- Extracted records
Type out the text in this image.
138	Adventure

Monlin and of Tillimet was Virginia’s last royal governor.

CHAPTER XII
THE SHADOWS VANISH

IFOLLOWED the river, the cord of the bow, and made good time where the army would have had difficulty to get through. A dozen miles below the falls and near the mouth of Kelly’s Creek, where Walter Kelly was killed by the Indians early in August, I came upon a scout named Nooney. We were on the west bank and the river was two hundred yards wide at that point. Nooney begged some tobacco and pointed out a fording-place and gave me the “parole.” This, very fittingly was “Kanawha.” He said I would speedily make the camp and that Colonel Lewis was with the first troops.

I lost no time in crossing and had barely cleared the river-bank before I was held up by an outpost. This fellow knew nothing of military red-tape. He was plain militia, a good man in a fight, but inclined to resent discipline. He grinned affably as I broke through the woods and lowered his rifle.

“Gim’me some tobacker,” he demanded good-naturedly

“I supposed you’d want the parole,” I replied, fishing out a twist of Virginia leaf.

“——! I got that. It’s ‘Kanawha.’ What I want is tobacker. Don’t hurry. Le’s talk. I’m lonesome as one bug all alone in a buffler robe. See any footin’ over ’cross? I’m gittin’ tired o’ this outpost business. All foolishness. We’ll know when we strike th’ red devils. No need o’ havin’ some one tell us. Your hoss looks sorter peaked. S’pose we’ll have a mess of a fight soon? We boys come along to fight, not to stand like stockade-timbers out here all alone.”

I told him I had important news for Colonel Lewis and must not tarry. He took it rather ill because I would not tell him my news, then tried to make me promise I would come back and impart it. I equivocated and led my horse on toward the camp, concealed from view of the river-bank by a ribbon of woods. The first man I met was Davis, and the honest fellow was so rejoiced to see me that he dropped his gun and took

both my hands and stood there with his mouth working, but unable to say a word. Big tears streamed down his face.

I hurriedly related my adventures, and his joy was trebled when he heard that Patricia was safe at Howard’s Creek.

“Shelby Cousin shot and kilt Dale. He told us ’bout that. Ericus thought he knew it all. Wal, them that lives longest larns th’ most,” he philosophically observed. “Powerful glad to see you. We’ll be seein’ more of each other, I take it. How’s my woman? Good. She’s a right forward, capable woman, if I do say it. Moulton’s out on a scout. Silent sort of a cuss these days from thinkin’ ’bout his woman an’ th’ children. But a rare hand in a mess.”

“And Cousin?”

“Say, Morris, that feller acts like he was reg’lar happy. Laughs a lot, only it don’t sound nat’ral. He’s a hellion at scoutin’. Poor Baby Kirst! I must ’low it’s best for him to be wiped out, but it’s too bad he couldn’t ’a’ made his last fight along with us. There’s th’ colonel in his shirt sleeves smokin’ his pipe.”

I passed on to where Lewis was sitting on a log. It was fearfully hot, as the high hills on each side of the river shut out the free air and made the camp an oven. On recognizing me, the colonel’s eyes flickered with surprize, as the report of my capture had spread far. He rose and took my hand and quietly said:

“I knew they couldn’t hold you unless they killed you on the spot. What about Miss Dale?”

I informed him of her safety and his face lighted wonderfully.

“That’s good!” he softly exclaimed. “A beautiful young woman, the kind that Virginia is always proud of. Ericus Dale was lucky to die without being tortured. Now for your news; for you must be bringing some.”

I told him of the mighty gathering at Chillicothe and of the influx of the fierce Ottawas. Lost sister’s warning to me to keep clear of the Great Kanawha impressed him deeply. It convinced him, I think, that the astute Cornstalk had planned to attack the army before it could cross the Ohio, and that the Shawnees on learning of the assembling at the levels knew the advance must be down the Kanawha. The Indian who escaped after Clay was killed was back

- EXERCISE DESCRIPTION
Repeat all entries. Match them exactly.

- ANSWER TO THIS TASK
Type out the text in this image.
138	Adventure

Monlin and of Tillimet was Virginia’s last royal governor.

CHAPTER XII
THE SHADOWS VANISH

IFOLLOWED the river, the cord of the bow, and made good time where the army would have had difficulty to get through. A dozen miles below the falls and near the mouth of Kelly’s Creek, where Walter Kelly was killed by the Indians early in August, I came upon a scout named Nooney. We were on the west bank and the river was two hundred yards wide at that point. Nooney begged some tobacco and pointed out a fording-place and gave me the “parole.” This, very fittingly was “Kanawha.” He said I would speedily make the camp and that Colonel Lewis was with the first troops.

I lost no time in crossing and had barely cleared the river-bank before I was held up by an outpost. This fellow knew nothing of military red-tape. He was plain militia, a good man in a fight, but inclined to resent discipline. He grinned affably as I broke through the woods and lowered his rifle.

“Gim’me some tobacker,” he demanded good-naturedly

“I supposed you’d want the parole,” I replied, fishing out a twist of Virginia leaf.

“——! I got that. It’s ‘Kanawha.’ What I want is tobacker. Don’t hurry. Le’s talk. I’m lonesome as one bug all alone in a buffler robe. See any footin’ over ’cross? I’m gittin’ tired o’ this outpost business. All foolishness. We’ll know when we strike th’ red devils. No need o’ havin’ some one tell us. Your hoss looks sorter peaked. S’pose we’ll have a mess of a fight soon? We boys come along to fight, not to stand like stockade-timbers out here all alone.”

I told him I had important news for Colonel Lewis and must not tarry. He took it rather ill because I would not tell him my news, then tried to make me promise I would come back and impart it. I equivocated and led my horse on toward the camp, concealed from view of the river-bank by a ribbon of woods. The first man I met was Davis, and the honest fellow was so rejoiced to see me that he dropped his gun and took

both my hands and stood there with his mouth working, but unable to say a word. Big tears streamed down his face.

I hurriedly related my adventures, and his joy was trebled when he heard that Patricia was safe at Howard’s Creek.

“Shelby Cousin shot and kilt Dale. He told us ’bout that. Ericus thought he knew it all. Wal, them that lives longest larns th’ most,” he philosophically observed. “Powerful glad to see you. We’ll be seein’ more of each other, I take it. How’s my woman? Good. She’s a right forward, capable woman, if I do say it. Moulton’s out on a scout. Silent sort of a cuss these days from thinkin’ ’bout his woman an’ th’ children. But a rare hand in a mess.”

“And Cousin?”

“Say, Morris, that feller acts like he was reg’lar happy. Laughs a lot, only it don’t sound nat’ral. He’s a hellion at scoutin’. Poor Baby Kirst! I must ’low it’s best for him to be wiped out, but it’s too bad he couldn’t ’a’ made his last fight along with us. There’s th’ colonel in his shirt sleeves smokin’ his pipe.”

I passed on to where Lewis was sitting on a log. It was fearfully hot, as the high hills on each side of the river shut out the free air and made the camp an oven. On recognizing me, the colonel’s eyes flickered with surprize, as the report of my capture had spread far. He rose and took my hand and quietly said:

“I knew they couldn’t hold you unless they killed you on the spot. What about Miss Dale?”

I informed him of her safety and his face lighted wonderfully.

“That’s good!” he softly exclaimed. “A beautiful young woman, the kind that Virginia is always proud of. Ericus Dale was lucky to die without being tortured. Now for your news; for you must be bringing some.”

I told him of the mighty gathering at Chillicothe and of the influx of the fierce Ottawas. Lost sister’s warning to me to keep clear of the Great Kanawha impressed him deeply. It convinced him, I think, that the astute Cornstalk had planned to attack the army before it could cross the Ohio, and that the Shawnees on learning of the assembling at the levels knew the advance must be down the Kanawha. The Indian who escaped after Clay was killed was back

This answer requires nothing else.